In 1941, the FCC limited the total audience reach of a single television broadcast owner to no more than 35 percent of the nation. The FCC is expected to raise that limit, possibly to 45 percent, according to those close to the issue, or throw it out altogether. Regardless, commissioners have to do something about it – the U.S. Court of Appeals for the D.C. Circuit found that there was no legal justification for the limit and remanded the issue back to the commission.

Viacom’s television stations reach 38.8 percent of the nation, according to Broadcasting & Cable, meaning the company is currently over the limit. In reality, Viacom reaches a great deal more of America than that. When the FCC measures market reach, it discounts UHF stations by half, a method instated when the UHF band was new and barely used. If the full reach is calculated, Viacom actually reaches 44.8 percent of the American audience. News Corp.’s Fox network is also currently over the limit and has lobbied hard to have it raised.

Charlotte is also home to two stations owned by Capitol Broadcasting, a North Carolina company run by third-generation broadcaster Jim Goodmon. Goodmon strenuously opposes raising the national ownership cap.

Speaking at a forum on media consolidation sponsored by the New America Foundation recently, he said that the elimination of the cap will have a negative effect on one of the three goals outlined by the FCC, that of promoting local control in the media.

“We cannot continue this consolidation and have any localism left,” Goodmon told the panel.

Goodmon also disagrees with the idea that deregulation will enhance competition by creating a free market, noting that there is only a limited amount of space on the television airwaves.

“This is not a free market – there are only 1,300 television stations,” he said.

Goodmon’s position, along with that of other independent broadcasters, has split the powerful broadcasting lobby, the National Association of Broadcasters. Large owners like Viacom, GE and Fox support eliminating the national cap. Smaller independent broadcasters in the NAB oppose it.

Martin himself has been something of a wildcard in the debate. He has close ties to the Bush administration, but he bucked Powell on a vote on telephone competition, and will be a key vote on the ownership issues.

Milwaukee and the historian

Milwaukee is home to Journal Communications Inc. The employee-owned company owns the dominant newspaper in town, the Milwaukee Journal-Sentinel, as well as two television stations in the city – WTMJ-TV, the NBC affiliate, and WPXE-TV, a PAX affiliate. It also owns two powerful radio stations, the 50,000 watt WTMJ-AM and adult contemporary station WKTI-FM.North and west of Charlotte is Milwaukee, hometown of Democratic Commissioner Michael Copps, who served for more than 12 years as chief of staff of U.S. Sen. Ernest “Fritz” Hollings (D-S.C.) after a brief stint as a history professor at Loyola University in New Orleans. Copps has been the most vocal opponent of loosening ownership rules and has been adamant that Powell is not giving the issue enough public input. A single FCC-sponsored public hearing was held on the rules earlier this year, but Copps and fellow Democratic Commissioner Adelstein have been holding their own hearings all over the country.

Deciding whether this type of media dominance is healthy is something the commission has been looking at for decades.

In 1964, the FCC banned a single company from owning more than one television station in a defined market. Dual ownership is legal if there are at least eight separately owned competitors and only one of the dually owned stations is in the top four in the market, as is the case in Milwaukee. Large broadcasters are also lobbying to have this rule tossed out. Odds are good that they will succeed. The rule was remanded by the D.C. Circuit.

**Short exercise 1**
Rewrite the paragraph of the media ownership article that begins "Viacom's television stations reach" as a brief bulleted list that keeps its main facts.
**Short exercise 2**
Write out everything in the media ownership article from "Goodmon’s position, along" down to "the ownership issues.", word for word.

**Data entries**
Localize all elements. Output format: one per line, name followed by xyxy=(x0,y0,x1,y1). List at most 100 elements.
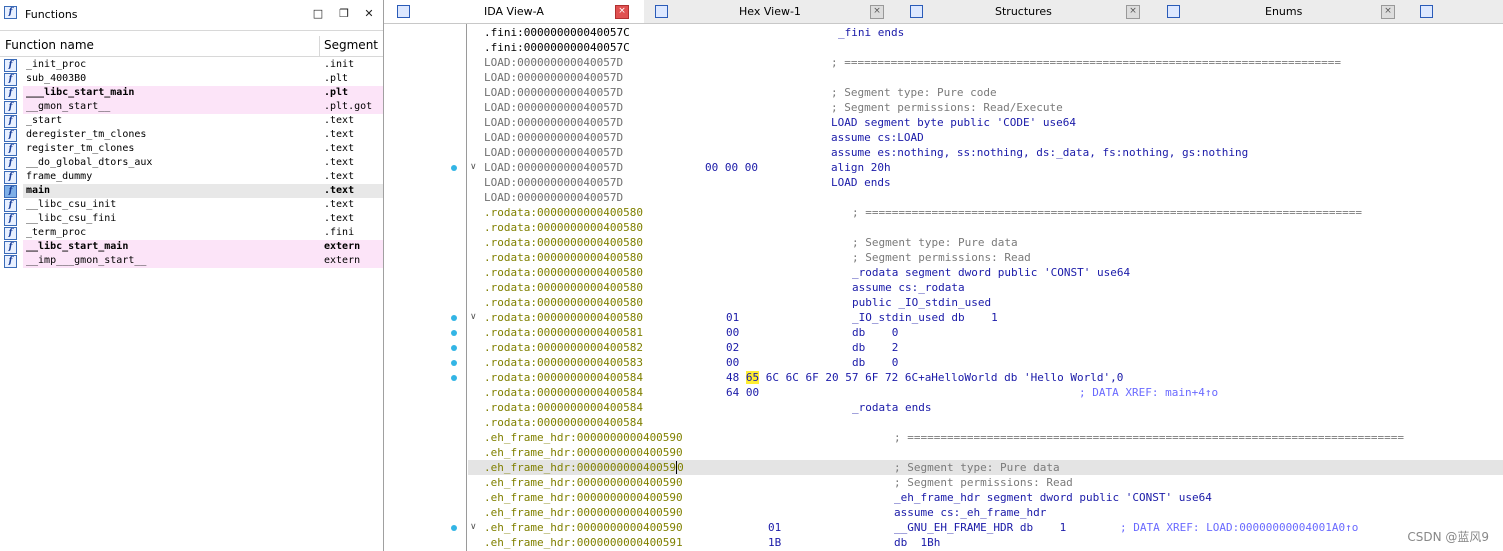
imports-icon xyxy=(1420,5,1433,18)
comment: ; Segment permissions: Read xyxy=(852,251,1031,264)
address: .rodata:0000000000400580 xyxy=(484,206,643,219)
function-name: __libc_csu_fini xyxy=(26,213,117,224)
column-segment[interactable]: Segment xyxy=(324,38,378,52)
column-function-name[interactable]: Function name xyxy=(5,38,94,52)
close-icon[interactable]: × xyxy=(870,5,884,19)
function-name: __libc_csu_init xyxy=(26,199,117,210)
function-segment: .text xyxy=(324,129,355,140)
collapse-chevron-icon[interactable]: ∨ xyxy=(470,312,477,322)
tab-label: Hex View-1 xyxy=(739,5,801,18)
function-icon xyxy=(4,171,17,184)
enums-icon xyxy=(1167,5,1180,18)
function-row[interactable]: __do_global_dtors_aux .text xyxy=(0,156,383,170)
address: .eh_frame_hdr:0000000000400590 xyxy=(484,476,683,489)
breakpoint-dot xyxy=(451,525,457,531)
function-segment: .plt.got xyxy=(324,101,373,112)
function-row[interactable]: __imp___gmon_start__ extern xyxy=(0,254,383,268)
function-icon xyxy=(4,129,17,142)
function-segment: .text xyxy=(324,213,355,224)
tab-bar: IDA View-A × Hex View-1 × Structures × E… xyxy=(384,0,1503,24)
address: LOAD:000000000040057D xyxy=(484,86,624,99)
tab-enums[interactable]: Enums × xyxy=(1153,0,1407,23)
instruction: assume es:nothing, ss:nothing, ds:_data,… xyxy=(831,146,1249,159)
function-icon xyxy=(4,101,17,114)
function-segment: .text xyxy=(324,171,355,182)
restore-icon[interactable]: ❐ xyxy=(336,6,352,22)
comment: ; Segment type: Pure data xyxy=(852,236,1018,249)
comment: ; ======================================… xyxy=(831,56,1341,69)
breakpoint-dot xyxy=(451,330,457,336)
address: LOAD:000000000040057D xyxy=(484,101,624,114)
disassembly-view[interactable]: .fini:000000000040057C _fini ends .fini:00… xyxy=(384,24,1503,551)
function-row[interactable]: _term_proc .fini xyxy=(0,226,383,240)
comment: ; ======================================… xyxy=(852,206,1362,219)
function-icon xyxy=(4,255,17,268)
tab-label: Enums xyxy=(1265,5,1303,18)
function-row[interactable]: _init_proc .init xyxy=(0,58,383,72)
collapse-chevron-icon[interactable]: ∨ xyxy=(470,522,477,532)
address: .rodata:0000000000400584 xyxy=(484,401,643,414)
arrow-gutter xyxy=(384,24,466,551)
close-icon[interactable]: × xyxy=(1381,5,1395,19)
function-row[interactable]: main .text xyxy=(0,184,383,198)
minimize-icon[interactable]: □ xyxy=(310,6,326,22)
hex-bytes: 1B xyxy=(768,536,782,549)
function-name: __libc_start_main xyxy=(26,241,129,252)
tab-structures[interactable]: Structures × xyxy=(898,0,1152,23)
function-name: main xyxy=(26,185,51,196)
close-icon[interactable]: × xyxy=(1126,5,1140,19)
address: .rodata:0000000000400583 xyxy=(484,356,643,369)
data-xref: ; DATA XREF: LOAD:00000000004001A0↑o xyxy=(1120,521,1359,534)
tab-more[interactable] xyxy=(1408,0,1503,23)
tab-ida-view-a[interactable]: IDA View-A × xyxy=(384,0,644,23)
function-name: _start xyxy=(26,115,63,126)
breakpoint-dot xyxy=(451,375,457,381)
address: .eh_frame_hdr:0000000000400590 xyxy=(484,461,684,474)
tab-label: Structures xyxy=(995,5,1052,18)
function-name: sub_4003B0 xyxy=(26,73,87,84)
instruction: _eh_frame_hdr segment dword public 'CONS… xyxy=(894,491,1212,504)
function-row[interactable]: __libc_csu_fini .text xyxy=(0,212,383,226)
function-icon xyxy=(4,185,17,198)
address: LOAD:000000000040057D xyxy=(484,176,624,189)
function-name: register_tm_clones xyxy=(26,143,135,154)
hex-view-icon xyxy=(655,5,668,18)
address: .rodata:0000000000400584 xyxy=(484,371,643,384)
address: .eh_frame_hdr:0000000000400590 xyxy=(484,491,683,504)
function-name: _init_proc xyxy=(26,59,87,70)
collapse-chevron-icon[interactable]: ∨ xyxy=(470,162,477,172)
function-segment: .plt xyxy=(324,73,349,84)
function-row[interactable]: _start .text xyxy=(0,114,383,128)
function-row[interactable]: register_tm_clones .text xyxy=(0,142,383,156)
function-segment: .text xyxy=(324,185,355,196)
function-row[interactable]: __libc_start_main extern xyxy=(0,240,383,254)
function-icon xyxy=(4,115,17,128)
function-row[interactable]: sub_4003B0 .plt xyxy=(0,72,383,86)
function-name: __gmon_start__ xyxy=(26,101,111,112)
address: .eh_frame_hdr:0000000000400590 xyxy=(484,446,683,459)
function-name: ___libc_start_main xyxy=(26,87,135,98)
function-row[interactable]: ___libc_start_main .plt xyxy=(0,86,383,100)
close-icon[interactable]: × xyxy=(615,5,629,19)
function-row[interactable]: __gmon_start__ .plt.got xyxy=(0,100,383,114)
close-icon[interactable]: ✕ xyxy=(361,6,377,22)
function-icon xyxy=(4,199,17,212)
instruction: assume cs:LOAD xyxy=(831,131,924,144)
address: .rodata:0000000000400580 xyxy=(484,296,643,309)
address: LOAD:000000000040057D xyxy=(484,191,624,204)
function-row[interactable]: __libc_csu_init .text xyxy=(0,198,383,212)
function-segment: .text xyxy=(324,143,355,154)
address: .rodata:0000000000400580 xyxy=(484,236,643,249)
functions-panel: Functions □ ❐ ✕ Function name Segment _i… xyxy=(0,0,384,551)
address: .eh_frame_hdr:0000000000400590 xyxy=(484,521,683,534)
tab-hex-view-1[interactable]: Hex View-1 × xyxy=(645,0,897,23)
function-icon xyxy=(4,157,17,170)
comment: ; Segment permissions: Read xyxy=(894,476,1073,489)
address: .eh_frame_hdr:0000000000400590 xyxy=(484,506,683,519)
instruction: _rodata ends xyxy=(852,401,932,414)
function-segment: .text xyxy=(324,115,355,126)
function-row[interactable]: deregister_tm_clones .text xyxy=(0,128,383,142)
function-row[interactable]: frame_dummy .text xyxy=(0,170,383,184)
address: .rodata:0000000000400580 xyxy=(484,221,643,234)
function-segment: .plt xyxy=(324,87,349,98)
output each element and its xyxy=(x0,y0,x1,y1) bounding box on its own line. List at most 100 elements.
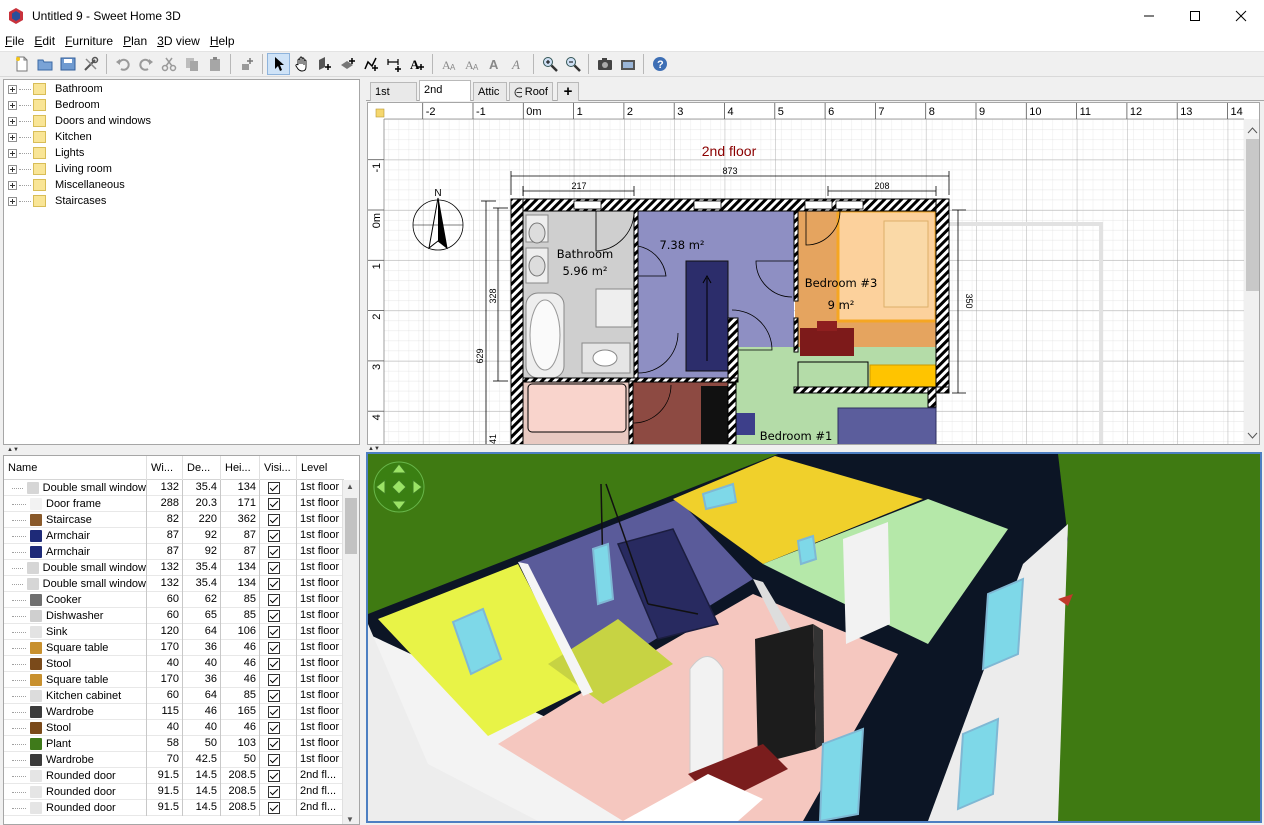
visible-checkbox[interactable] xyxy=(268,738,280,750)
visible-checkbox[interactable] xyxy=(268,658,280,670)
scroll-down-icon[interactable]: ▼ xyxy=(346,815,354,824)
visible-checkbox[interactable] xyxy=(268,674,280,686)
table-row[interactable]: Double small window 132 35.4 134 1st floor xyxy=(4,480,344,496)
table-row[interactable]: Dishwasher 60 65 85 1st floor xyxy=(4,608,344,624)
table-row[interactable]: Kitchen cabinet 60 64 85 1st floor xyxy=(4,688,344,704)
expand-icon[interactable] xyxy=(8,100,17,110)
create-photo-button[interactable] xyxy=(593,53,616,75)
menu-help[interactable]: Help xyxy=(205,31,240,51)
zoom-in-button[interactable] xyxy=(538,53,561,75)
catalog-category-kitchen[interactable]: Kitchen xyxy=(8,129,92,145)
redo-button[interactable] xyxy=(134,53,157,75)
tab-2nd-floor[interactable]: 2nd floor xyxy=(419,80,471,114)
visible-checkbox[interactable] xyxy=(268,722,280,734)
column-header-visible[interactable]: Visi... xyxy=(260,456,297,480)
3d-view-canvas[interactable] xyxy=(368,454,1260,821)
table-row[interactable]: Wardrobe 70 42.5 50 1st floor xyxy=(4,752,344,768)
table-row[interactable]: Rounded door 91.5 14.5 208.5 2nd fl... xyxy=(4,784,344,800)
visible-checkbox[interactable] xyxy=(268,754,280,766)
visible-checkbox[interactable] xyxy=(268,610,280,622)
column-header-width[interactable]: Wi... xyxy=(147,456,183,480)
catalog-category-staircases[interactable]: Staircases xyxy=(8,193,106,209)
table-row[interactable]: Wardrobe 115 46 165 1st floor xyxy=(4,704,344,720)
visible-checkbox[interactable] xyxy=(268,706,280,718)
menu-3d-view[interactable]: 3D view xyxy=(152,31,205,51)
paste-button[interactable] xyxy=(203,53,226,75)
table-row[interactable]: Armchair 87 92 87 1st floor xyxy=(4,544,344,560)
expand-icon[interactable] xyxy=(8,116,17,126)
select-mode-button[interactable] xyxy=(267,53,290,75)
add-text-button[interactable]: A xyxy=(405,53,428,75)
table-row[interactable]: Stool 40 40 46 1st floor xyxy=(4,656,344,672)
copy-button[interactable] xyxy=(180,53,203,75)
visible-checkbox[interactable] xyxy=(268,514,280,526)
undo-button[interactable] xyxy=(111,53,134,75)
menu-plan[interactable]: Plan xyxy=(118,31,152,51)
column-header-height[interactable]: Hei... xyxy=(221,456,260,480)
expand-icon[interactable] xyxy=(8,196,17,206)
catalog-category-doors-and-windows[interactable]: Doors and windows xyxy=(8,113,151,129)
table-row[interactable]: Door frame 288 20.3 171 1st floor xyxy=(4,496,344,512)
scrollbar-thumb[interactable] xyxy=(345,498,357,554)
create-polylines-button[interactable] xyxy=(359,53,382,75)
expand-icon[interactable] xyxy=(8,180,17,190)
table-row[interactable]: Rounded door 91.5 14.5 208.5 2nd fl... xyxy=(4,800,344,816)
visible-checkbox[interactable] xyxy=(268,498,280,510)
catalog-category-miscellaneous[interactable]: Miscellaneous xyxy=(8,177,125,193)
increase-text-size-button[interactable]: AA xyxy=(437,53,460,75)
plan-3d-splitter[interactable]: ▲▼ xyxy=(366,445,1264,452)
visible-checkbox[interactable] xyxy=(268,626,280,638)
create-dimensions-button[interactable] xyxy=(382,53,405,75)
table-row[interactable]: Square table 170 36 46 1st floor xyxy=(4,672,344,688)
column-header-depth[interactable]: De... xyxy=(183,456,221,480)
visible-checkbox[interactable] xyxy=(268,562,280,574)
column-header-name[interactable]: Name xyxy=(4,456,147,480)
plan-scrollbar-thumb[interactable] xyxy=(1246,139,1259,291)
save-button[interactable] xyxy=(56,53,79,75)
new-home-button[interactable] xyxy=(10,53,33,75)
create-walls-button[interactable] xyxy=(313,53,336,75)
cut-button[interactable] xyxy=(157,53,180,75)
plan-view[interactable]: -2 -1 0m 1 2 3 4 5 6 7 8 9 10 11 12 13 14 -1 0m 1 2 3 4 2nd f… xyxy=(367,102,1260,445)
tab-attic[interactable]: Attic xyxy=(473,82,507,101)
table-row[interactable]: Double small window 132 35.4 134 1st floor xyxy=(4,560,344,576)
expand-icon[interactable] xyxy=(8,164,17,174)
visible-checkbox[interactable] xyxy=(268,530,280,542)
visible-checkbox[interactable] xyxy=(268,594,280,606)
table-row[interactable]: Cooker 60 62 85 1st floor xyxy=(4,592,344,608)
catalog-category-lights[interactable]: Lights xyxy=(8,145,84,161)
catalog-category-bedroom[interactable]: Bedroom xyxy=(8,97,100,113)
italic-text-button[interactable]: A xyxy=(506,53,529,75)
close-button[interactable] xyxy=(1218,0,1264,31)
left-pane-splitter[interactable]: ▲▼ xyxy=(3,446,360,454)
3d-navigation-control[interactable] xyxy=(373,461,425,513)
menu-edit[interactable]: Edit xyxy=(29,31,60,51)
table-row[interactable]: Square table 170 36 46 1st floor xyxy=(4,640,344,656)
menu-file[interactable]: File xyxy=(0,31,29,51)
3d-view[interactable] xyxy=(366,452,1262,823)
create-video-button[interactable] xyxy=(616,53,639,75)
table-row[interactable]: Armchair 87 92 87 1st floor xyxy=(4,528,344,544)
maximize-button[interactable] xyxy=(1172,0,1218,31)
help-button[interactable]: ? xyxy=(648,53,671,75)
table-row[interactable]: Double small window 132 35.4 134 1st floor xyxy=(4,576,344,592)
table-row[interactable]: Stool 40 40 46 1st floor xyxy=(4,720,344,736)
visible-checkbox[interactable] xyxy=(268,642,280,654)
tab-1st-floor[interactable]: 1st floor xyxy=(370,82,417,116)
visible-checkbox[interactable] xyxy=(268,786,280,798)
visible-checkbox[interactable] xyxy=(268,802,280,814)
table-row[interactable]: Staircase 82 220 362 1st floor xyxy=(4,512,344,528)
preferences-button[interactable] xyxy=(79,53,102,75)
expand-icon[interactable] xyxy=(8,132,17,142)
catalog-category-bathroom[interactable]: Bathroom xyxy=(8,81,103,97)
pan-mode-button[interactable] xyxy=(290,53,313,75)
furniture-table-scrollbar[interactable]: ▲ ▼ xyxy=(342,480,359,824)
table-row[interactable]: Plant 58 50 103 1st floor xyxy=(4,736,344,752)
open-button[interactable] xyxy=(33,53,56,75)
menu-furniture[interactable]: Furniture xyxy=(60,31,118,51)
create-rooms-button[interactable] xyxy=(336,53,359,75)
minimize-button[interactable] xyxy=(1126,0,1172,31)
column-header-level[interactable]: Level xyxy=(297,456,344,480)
add-level-button[interactable]: + xyxy=(557,82,579,101)
visible-checkbox[interactable] xyxy=(268,690,280,702)
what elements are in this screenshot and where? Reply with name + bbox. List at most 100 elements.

**Correct response 1**
- Viacom's stations reach 38.8 percent of the nation (per Broadcasting & Cable), which puts the company over the limit.
- The FCC counts UHF stations at half their reach, a method set when the UHF band was new and barely used.
- Counted in full, Viacom reaches 44.8 percent of the American audience.
- News Corp.'s Fox network is also over the limit and has lobbied hard to raise it.

**Correct response 2**
Goodmon’s position, along with that of other independent broadcasters, has split the powerful broadcasting lobby, the National Association of Broadcasters. Large owners like Viacom, GE and Fox support eliminating the national cap. Smaller independent broadcasters in the NAB oppose it.

Martin himself has been something of a wildcard in the debate. He has close ties to the Bush administration, but he bucked Powell on a vote on telephone competition, and will be a key vote on the ownership issues.